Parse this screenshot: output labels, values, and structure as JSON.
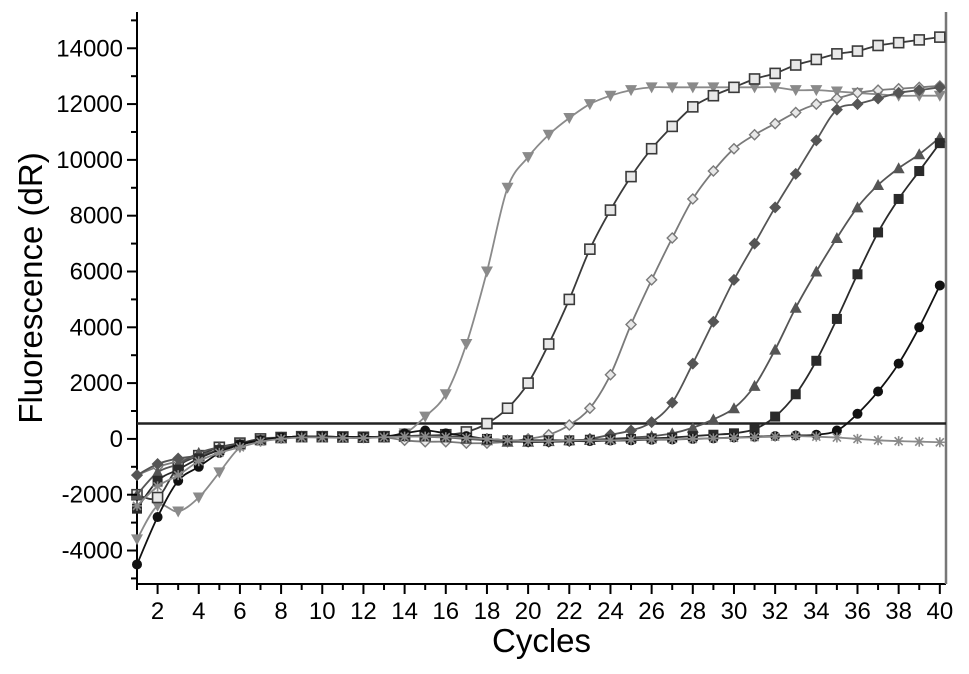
{
  "chart_data": {
    "type": "line",
    "title": "",
    "xlabel": "Cycles",
    "ylabel": "Fluorescence (dR)",
    "xlim": [
      1,
      40.3
    ],
    "ylim": [
      -5200,
      15300
    ],
    "x_ticks": [
      2,
      4,
      6,
      8,
      10,
      12,
      14,
      16,
      18,
      20,
      22,
      24,
      26,
      28,
      30,
      32,
      34,
      36,
      38,
      40
    ],
    "y_ticks": [
      -4000,
      -2000,
      0,
      2000,
      4000,
      6000,
      8000,
      10000,
      12000,
      14000
    ],
    "threshold": 550,
    "grid": false,
    "legend": "none",
    "x": [
      1,
      2,
      3,
      4,
      5,
      6,
      7,
      8,
      9,
      10,
      11,
      12,
      13,
      14,
      15,
      16,
      17,
      18,
      19,
      20,
      21,
      22,
      23,
      24,
      25,
      26,
      27,
      28,
      29,
      30,
      31,
      32,
      33,
      34,
      35,
      36,
      37,
      38,
      39,
      40
    ],
    "series": [
      {
        "marker": "triangle-down",
        "color": "#8a8a8a",
        "values": [
          -3600,
          -2400,
          -2600,
          -2100,
          -1200,
          -300,
          0,
          50,
          80,
          80,
          60,
          50,
          100,
          200,
          800,
          1600,
          3400,
          6000,
          9000,
          10100,
          10900,
          11500,
          12000,
          12300,
          12500,
          12600,
          12600,
          12600,
          12600,
          12600,
          12600,
          12600,
          12500,
          12500,
          12450,
          12400,
          12350,
          12300,
          12300,
          12300
        ]
      },
      {
        "marker": "square-open",
        "color": "#3a3a3a",
        "values": [
          -2000,
          -2100,
          -1000,
          -600,
          -300,
          -150,
          0,
          50,
          80,
          80,
          70,
          60,
          80,
          100,
          120,
          150,
          250,
          550,
          1100,
          2000,
          3400,
          5000,
          6800,
          8200,
          9400,
          10400,
          11200,
          11900,
          12300,
          12600,
          12900,
          13100,
          13400,
          13600,
          13800,
          13900,
          14100,
          14200,
          14300,
          14400
        ]
      },
      {
        "marker": "diamond-open",
        "color": "#7a7a7a",
        "values": [
          -1300,
          -1000,
          -800,
          -600,
          -400,
          -200,
          -50,
          50,
          80,
          80,
          70,
          60,
          60,
          -50,
          -100,
          -100,
          -150,
          -150,
          -100,
          0,
          150,
          500,
          1100,
          2300,
          4100,
          5700,
          7200,
          8600,
          9600,
          10400,
          10900,
          11300,
          11700,
          12000,
          12200,
          12400,
          12500,
          12550,
          12600,
          12650
        ]
      },
      {
        "marker": "diamond",
        "color": "#555555",
        "values": [
          -1300,
          -900,
          -700,
          -600,
          -400,
          -200,
          -50,
          50,
          80,
          80,
          70,
          60,
          80,
          100,
          120,
          100,
          50,
          0,
          -50,
          -100,
          -100,
          -80,
          0,
          150,
          300,
          600,
          1300,
          2700,
          4200,
          5700,
          7000,
          8300,
          9500,
          10700,
          11800,
          12000,
          12200,
          12400,
          12500,
          12600
        ]
      },
      {
        "marker": "triangle-up",
        "color": "#555555",
        "values": [
          -2000,
          -1200,
          -900,
          -500,
          -300,
          -200,
          -50,
          50,
          80,
          80,
          70,
          60,
          80,
          100,
          80,
          50,
          0,
          -50,
          -100,
          -100,
          -80,
          -50,
          -30,
          0,
          50,
          100,
          200,
          400,
          700,
          1100,
          1900,
          3200,
          4700,
          6000,
          7200,
          8300,
          9100,
          9700,
          10200,
          10800
        ]
      },
      {
        "marker": "square",
        "color": "#2a2a2a",
        "values": [
          -2500,
          -1500,
          -1100,
          -700,
          -400,
          -200,
          -50,
          50,
          80,
          80,
          70,
          60,
          80,
          100,
          100,
          80,
          50,
          0,
          -50,
          -50,
          -50,
          -50,
          -30,
          -20,
          0,
          20,
          50,
          100,
          150,
          200,
          350,
          800,
          1600,
          2800,
          4300,
          5900,
          7400,
          8600,
          9600,
          10600
        ]
      },
      {
        "marker": "circle",
        "color": "#111111",
        "values": [
          -4500,
          -2800,
          -1500,
          -1000,
          -500,
          -200,
          -50,
          50,
          80,
          80,
          70,
          60,
          80,
          200,
          300,
          200,
          100,
          0,
          -50,
          -100,
          -100,
          -80,
          -80,
          -60,
          -50,
          -30,
          -20,
          0,
          20,
          50,
          80,
          100,
          120,
          150,
          300,
          900,
          1700,
          2700,
          4000,
          5500
        ]
      },
      {
        "marker": "asterisk",
        "color": "#8a8a8a",
        "values": [
          -2400,
          -1700,
          -1300,
          -800,
          -500,
          -300,
          -100,
          0,
          50,
          50,
          40,
          30,
          60,
          80,
          80,
          60,
          30,
          0,
          -50,
          -80,
          -80,
          -60,
          -50,
          -50,
          -30,
          -20,
          -10,
          0,
          20,
          40,
          60,
          80,
          100,
          80,
          50,
          0,
          -50,
          -80,
          -100,
          -120
        ]
      }
    ]
  }
}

○ ○ ○

### [Task brief]
Gather from the data above every line with the string "diamond".

### [Task solution]
        "marker": "diamond-open",
        "marker": "diamond",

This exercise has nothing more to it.